** begin **

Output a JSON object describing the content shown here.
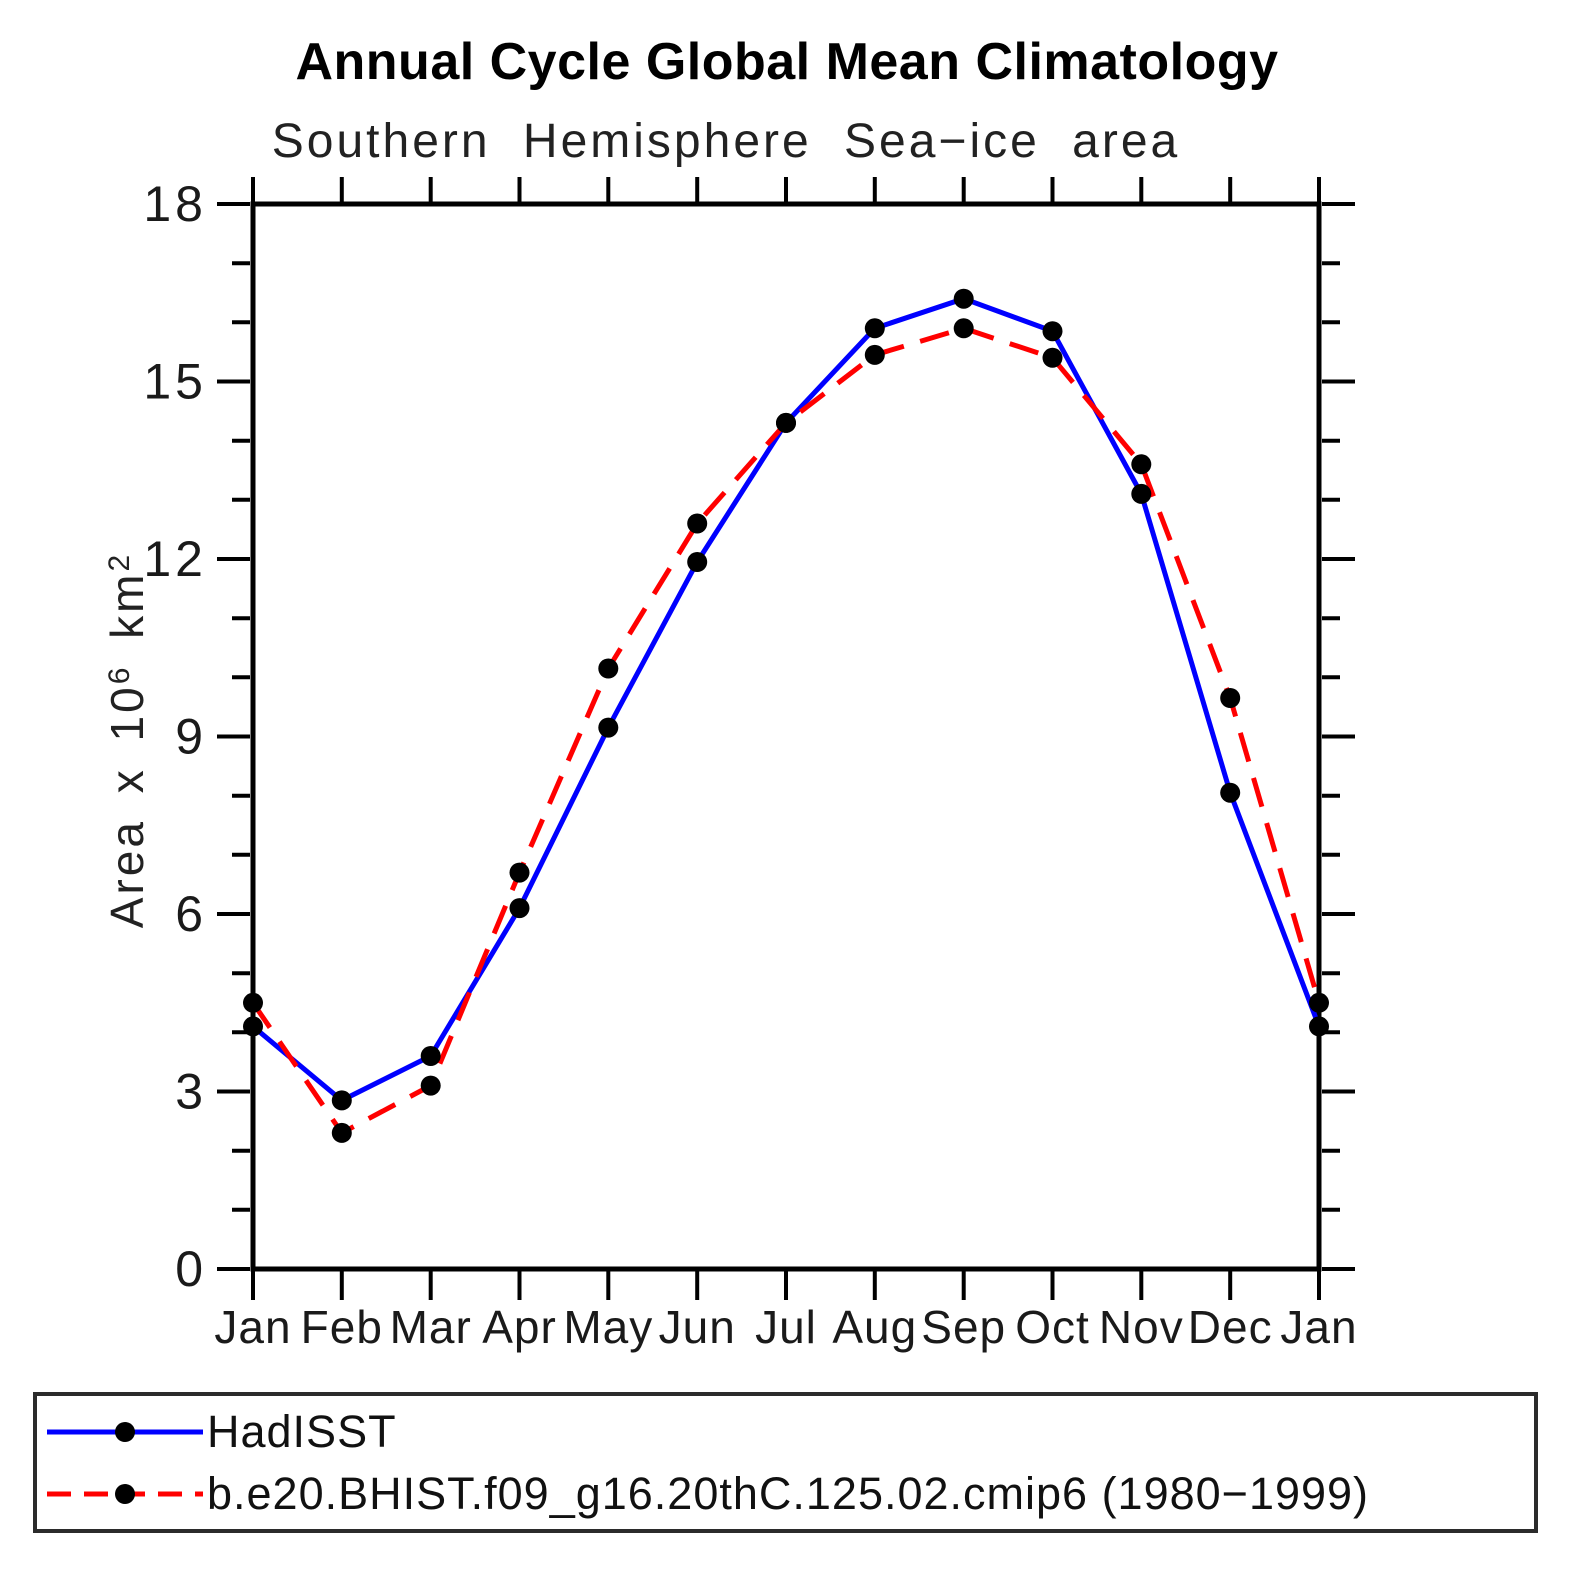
{
  "title": "Annual Cycle Global Mean Climatology",
  "subtitle": "Southern Hemisphere Sea−ice area",
  "ylabel": {
    "prefix": "Area x 10",
    "sup1": "6",
    "mid": " km",
    "sup2": "2"
  },
  "legend": {
    "position": "bottom",
    "items": [
      {
        "label": "HadISST",
        "color": "#0000ff",
        "style": "solid",
        "marker_color": "#000000"
      },
      {
        "label": "b.e20.BHIST.f09_g16.20thC.125.02.cmip6 (1980−1999)",
        "color": "#ff0000",
        "style": "dashed",
        "marker_color": "#000000"
      }
    ]
  },
  "chart_data": {
    "type": "line",
    "title": "Annual Cycle Global Mean Climatology",
    "subtitle": "Southern Hemisphere Sea−ice area",
    "xlabel": "",
    "ylabel": "Area x 10^6 km^2",
    "x_tick_labels": [
      "Jan",
      "Feb",
      "Mar",
      "Apr",
      "May",
      "Jun",
      "Jul",
      "Aug",
      "Sep",
      "Oct",
      "Nov",
      "Dec",
      "Jan"
    ],
    "ylim": [
      0,
      18
    ],
    "y_major_ticks": [
      0,
      3,
      6,
      9,
      12,
      15,
      18
    ],
    "y_minor_step": 1,
    "grid": false,
    "frame": "box-with-outward-ticks",
    "legend_position": "bottom",
    "series": [
      {
        "name": "HadISST",
        "color": "#0000ff",
        "line_style": "solid",
        "marker": "circle",
        "marker_color": "#000000",
        "values": [
          4.1,
          2.85,
          3.6,
          6.1,
          9.15,
          11.95,
          14.3,
          15.9,
          16.4,
          15.85,
          13.1,
          8.05,
          4.1
        ]
      },
      {
        "name": "b.e20.BHIST.f09_g16.20thC.125.02.cmip6 (1980−1999)",
        "color": "#ff0000",
        "line_style": "dashed",
        "marker": "circle",
        "marker_color": "#000000",
        "values": [
          4.5,
          2.3,
          3.1,
          6.7,
          10.15,
          12.6,
          14.3,
          15.45,
          15.9,
          15.4,
          13.6,
          9.65,
          4.5
        ]
      }
    ]
  }
}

** end **

Repeat all of the entries word for word, but omit the pictures.

Output a JSON object describing the content shown here.
{
  "title": "Annual Cycle Global Mean Climatology",
  "subtitle": "Southern Hemisphere Sea−ice area",
  "ylabel": {
    "prefix": "Area x 10",
    "sup1": "6",
    "mid": " km",
    "sup2": "2"
  },
  "legend": {
    "position": "bottom",
    "items": [
      {
        "label": "HadISST",
        "color": "#0000ff",
        "style": "solid",
        "marker_color": "#000000"
      },
      {
        "label": "b.e20.BHIST.f09_g16.20thC.125.02.cmip6 (1980−1999)",
        "color": "#ff0000",
        "style": "dashed",
        "marker_color": "#000000"
      }
    ]
  },
  "chart_data": {
    "type": "line",
    "title": "Annual Cycle Global Mean Climatology",
    "subtitle": "Southern Hemisphere Sea−ice area",
    "xlabel": "",
    "ylabel": "Area x 10^6 km^2",
    "x_tick_labels": [
      "Jan",
      "Feb",
      "Mar",
      "Apr",
      "May",
      "Jun",
      "Jul",
      "Aug",
      "Sep",
      "Oct",
      "Nov",
      "Dec",
      "Jan"
    ],
    "ylim": [
      0,
      18
    ],
    "y_major_ticks": [
      0,
      3,
      6,
      9,
      12,
      15,
      18
    ],
    "y_minor_step": 1,
    "grid": false,
    "frame": "box-with-outward-ticks",
    "legend_position": "bottom",
    "series": [
      {
        "name": "HadISST",
        "color": "#0000ff",
        "line_style": "solid",
        "marker": "circle",
        "marker_color": "#000000",
        "values": [
          4.1,
          2.85,
          3.6,
          6.1,
          9.15,
          11.95,
          14.3,
          15.9,
          16.4,
          15.85,
          13.1,
          8.05,
          4.1
        ]
      },
      {
        "name": "b.e20.BHIST.f09_g16.20thC.125.02.cmip6 (1980−1999)",
        "color": "#ff0000",
        "line_style": "dashed",
        "marker": "circle",
        "marker_color": "#000000",
        "values": [
          4.5,
          2.3,
          3.1,
          6.7,
          10.15,
          12.6,
          14.3,
          15.45,
          15.9,
          15.4,
          13.6,
          9.65,
          4.5
        ]
      }
    ]
  }
}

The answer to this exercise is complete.